(Extracted data entries)
________________________

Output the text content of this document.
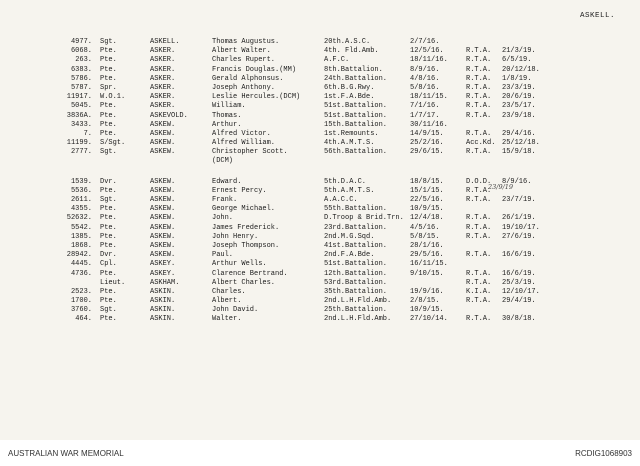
ASKELL.
4977. Sgt.	ASKELL.	Thomas Augustus.	20th.A.S.C.	2/7/16.
6068. Pte.	ASKER.	Albert Walter.	4th. Fld.Amb.	12/5/16.	R.T.A. 21/3/19.
263. Pte.	ASKER.	Charles Rupert.	A.F.C.	18/11/16.	R.T.A. 6/5/19.
6383. Pte.	ASKER.	Francis Douglas.(MM)	8th.Battalion.	8/9/16.	R.T.A. 20/12/18.
5786. Pte.	ASKER.	Gerald Alphonsus.	24th.Battalion.	4/8/16.	R.T.A. 1/8/19.
5787. Spr.	ASKER.	Joseph Anthony.	6th.B.G.Rwy.	5/8/16.	R.T.A. 23/3/19.
11917. W.O.1.	ASKER.	Leslie Hercules.(DCM)	1st.F.A.Bde.	18/11/15.	R.T.A. 20/6/19.
5045. Pte.	ASKER.	William.	51st.Battalion.	7/1/16.	R.T.A. 23/5/17.
3836A. Pte.	ASKEVOLD.	Thomas.	51st.Battalion.	1/7/17.	R.T.A. 23/9/18.
3433. Pte.	ASKEW.	Arthur.	15th.Battalion.	30/11/16.
7. Pte.	ASKEW.	Alfred Victor.	1st.Remounts.	14/9/15.	R.T.A. 29/4/16.
11199. S/Sgt.	ASKEW.	Alfred William.	4th.A.M.T.S.	25/2/16.	Acc.Kd. 25/12/18.
2777. Sgt.	ASKEW.	Christopher Scott.	56th.Battalion.	29/6/15.	R.T.A. 15/9/18.
(DCM)
1539. Dvr.	ASKEW.	Edward.	5th.D.A.C.	18/8/15.	D.O.D. 8/9/16.
5536. Pte.	ASKEW.	Ernest Percy.	5th.A.M.T.S.	15/1/15.	R.T.A.
2611. Sgt.	ASKEW.	Frank.	A.A.C.C.	22/5/16.	R.T.A. 23/7/19.
4355. Pte.	ASKEW.	George Michael.	55th.Battalion.	10/9/15.
52632. Pte.	ASKEW.	John.	D.Troop & Brid.Trn. 12/4/18.	R.T.A. 26/1/19.
5542. Pte.	ASKEW.	James Frederick.	23rd.Battalion.	4/5/16.	R.T.A. 19/10/17.
1385. Pte.	ASKEW.	John Henry.	2nd.M.G.Sqd.	5/8/15.	R.T.A. 27/6/19.
1868. Pte.	ASKEW.	Joseph Thompson.	41st.Battalion.	28/1/16.
28942. Dvr.	ASKEW.	Paul.	2nd.F.A.Bde.	29/5/16.	R.T.A. 16/6/19.
4445. Cpl.	ASKEY.	Arthur Wells.	51st.Battalion.	16/11/15.
4736. Pte.	ASKEY.	Clarence Bertrand.	12th.Battalion.	9/10/15.	R.T.A. 16/6/19.
Lieut.	ASKHAM.	Albert Charles.	53rd.Battalion.	R.T.A. 25/3/19.
2523. Pte.	ASKIN.	Charles.	35th.Battalion.	19/9/16.	K.I.A. 12/10/17.
1700. Pte.	ASKIN.	Albert.	2nd.L.H.Fld.Amb.	2/8/15.	R.T.A. 29/4/19.
3760. Sgt.	ASKIN.	John David.	25th.Battalion.	10/9/15.
464. Pte.	ASKIN.	Walter.	2nd.L.H.Fld.Amb.	27/10/14.	R.T.A. 30/8/18.
23/9/19
AUSTRALIAN WAR MEMORIAL	RCDIG1068903
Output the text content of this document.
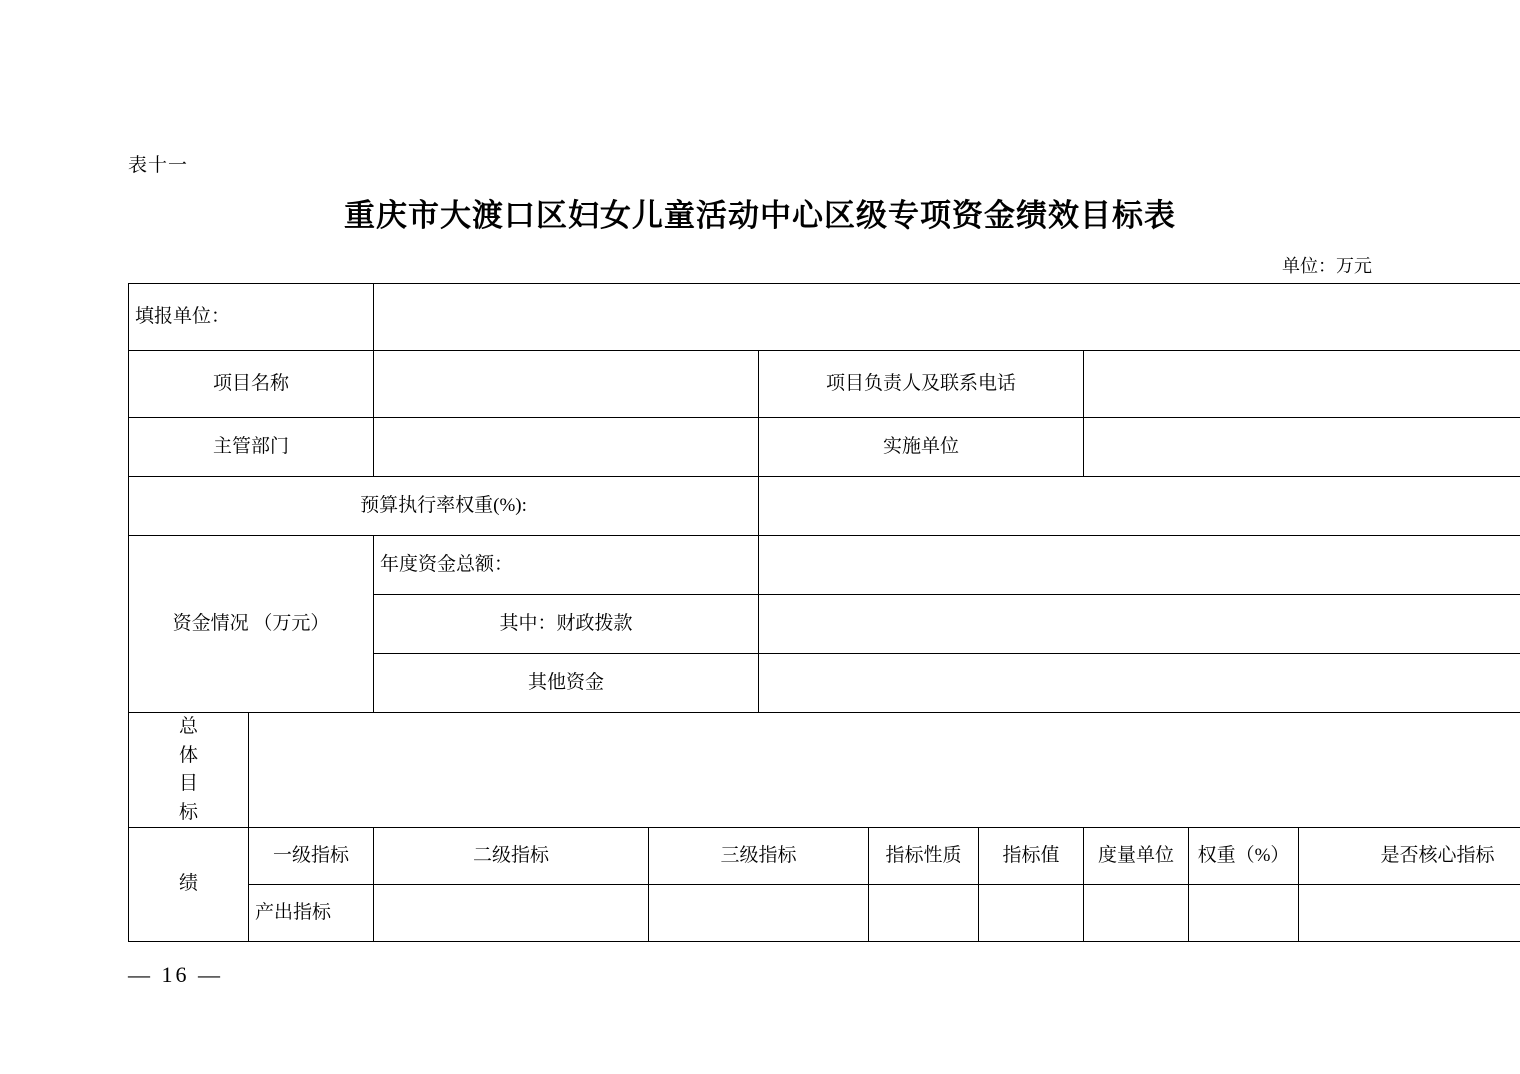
表十一
重庆市大渡口区妇女儿童活动中心区级专项资金绩效目标表
单位：万元
填报单位：									
项目名称				项目负责人及联系电话					
主管部门				实施单位					
预算执行率权重(%):									
资金情况 （万元）		年度资金总额：							
		其中：财政拨款							
		其他资金							

总
体
目
标									

绩	一级指标	二级指标	三级指标		指标性质	指标值	度量单位	权重（%）	是否核心指标
	产出指标								
— 16 —
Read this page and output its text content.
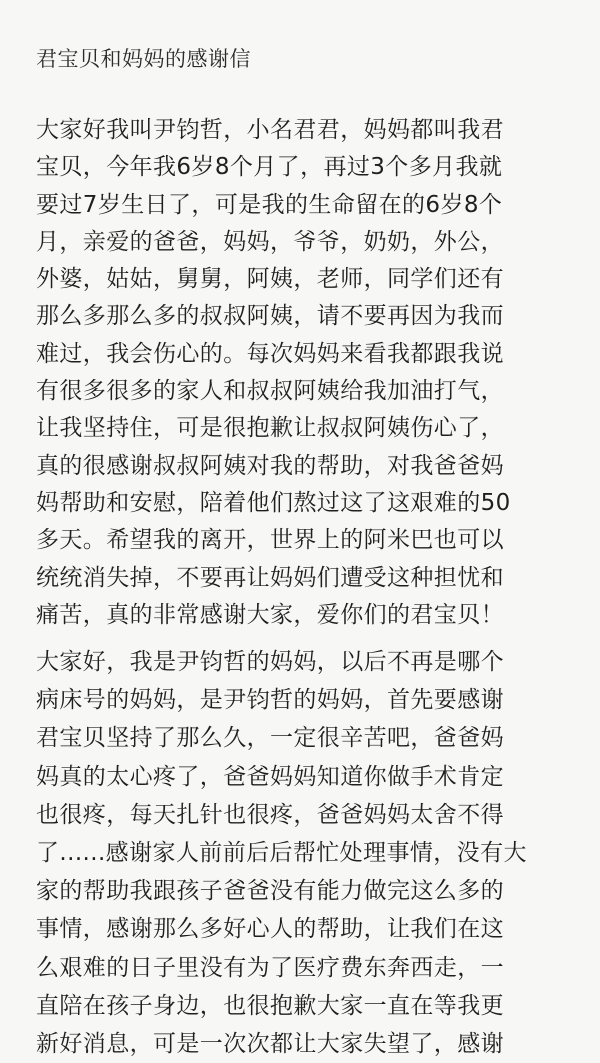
君宝贝和妈妈的感谢信
大家好我叫尹钧哲，小名君君，妈妈都叫我君
宝贝，今年我6岁8个月了，再过3个多月我就
要过7岁生日了，可是我的生命留在的6岁8个
月，亲爱的爸爸，妈妈，爷爷，奶奶，外公，
外婆，姑姑，舅舅，阿姨，老师，同学们还有
那么多那么多的叔叔阿姨，请不要再因为我而
难过，我会伤心的。每次妈妈来看我都跟我说
有很多很多的家人和叔叔阿姨给我加油打气，
让我坚持住，可是很抱歉让叔叔阿姨伤心了，
真的很感谢叔叔阿姨对我的帮助，对我爸爸妈
妈帮助和安慰，陪着他们熬过这了这艰难的50
多天。希望我的离开，世界上的阿米巴也可以
统统消失掉，不要再让妈妈们遭受这种担忧和
痛苦，真的非常感谢大家，爱你们的君宝贝！
大家好，我是尹钧哲的妈妈，以后不再是哪个
病床号的妈妈，是尹钧哲的妈妈，首先要感谢
君宝贝坚持了那么久，一定很辛苦吧，爸爸妈
妈真的太心疼了，爸爸妈妈知道你做手术肯定
也很疼，每天扎针也很疼，爸爸妈妈太舍不得
了......感谢家人前前后后帮忙处理事情，没有大
家的帮助我跟孩子爸爸没有能力做完这么多的
事情，感谢那么多好心人的帮助，让我们在这
么艰难的日子里没有为了医疗费东奔西走，一
直陪在孩子身边，也很抱歉大家一直在等我更
新好消息，可是一次次都让大家失望了，感谢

________________________

Retype word for word the span of lines above that begins with the line containing "Read this page and output its text content." and ends with the last line of the records; skip all pictures.

Output for this exercise -
Read this page and output its text content.
君宝贝和妈妈的感谢信
大家好我叫尹钧哲，小名君君，妈妈都叫我君
宝贝，今年我6岁8个月了，再过3个多月我就
要过7岁生日了，可是我的生命留在的6岁8个
月，亲爱的爸爸，妈妈，爷爷，奶奶，外公，
外婆，姑姑，舅舅，阿姨，老师，同学们还有
那么多那么多的叔叔阿姨，请不要再因为我而
难过，我会伤心的。每次妈妈来看我都跟我说
有很多很多的家人和叔叔阿姨给我加油打气，
让我坚持住，可是很抱歉让叔叔阿姨伤心了，
真的很感谢叔叔阿姨对我的帮助，对我爸爸妈
妈帮助和安慰，陪着他们熬过这了这艰难的50
多天。希望我的离开，世界上的阿米巴也可以
统统消失掉，不要再让妈妈们遭受这种担忧和
痛苦，真的非常感谢大家，爱你们的君宝贝！
大家好，我是尹钧哲的妈妈，以后不再是哪个
病床号的妈妈，是尹钧哲的妈妈，首先要感谢
君宝贝坚持了那么久，一定很辛苦吧，爸爸妈
妈真的太心疼了，爸爸妈妈知道你做手术肯定
也很疼，每天扎针也很疼，爸爸妈妈太舍不得
了......感谢家人前前后后帮忙处理事情，没有大
家的帮助我跟孩子爸爸没有能力做完这么多的
事情，感谢那么多好心人的帮助，让我们在这
么艰难的日子里没有为了医疗费东奔西走，一
直陪在孩子身边，也很抱歉大家一直在等我更
新好消息，可是一次次都让大家失望了，感谢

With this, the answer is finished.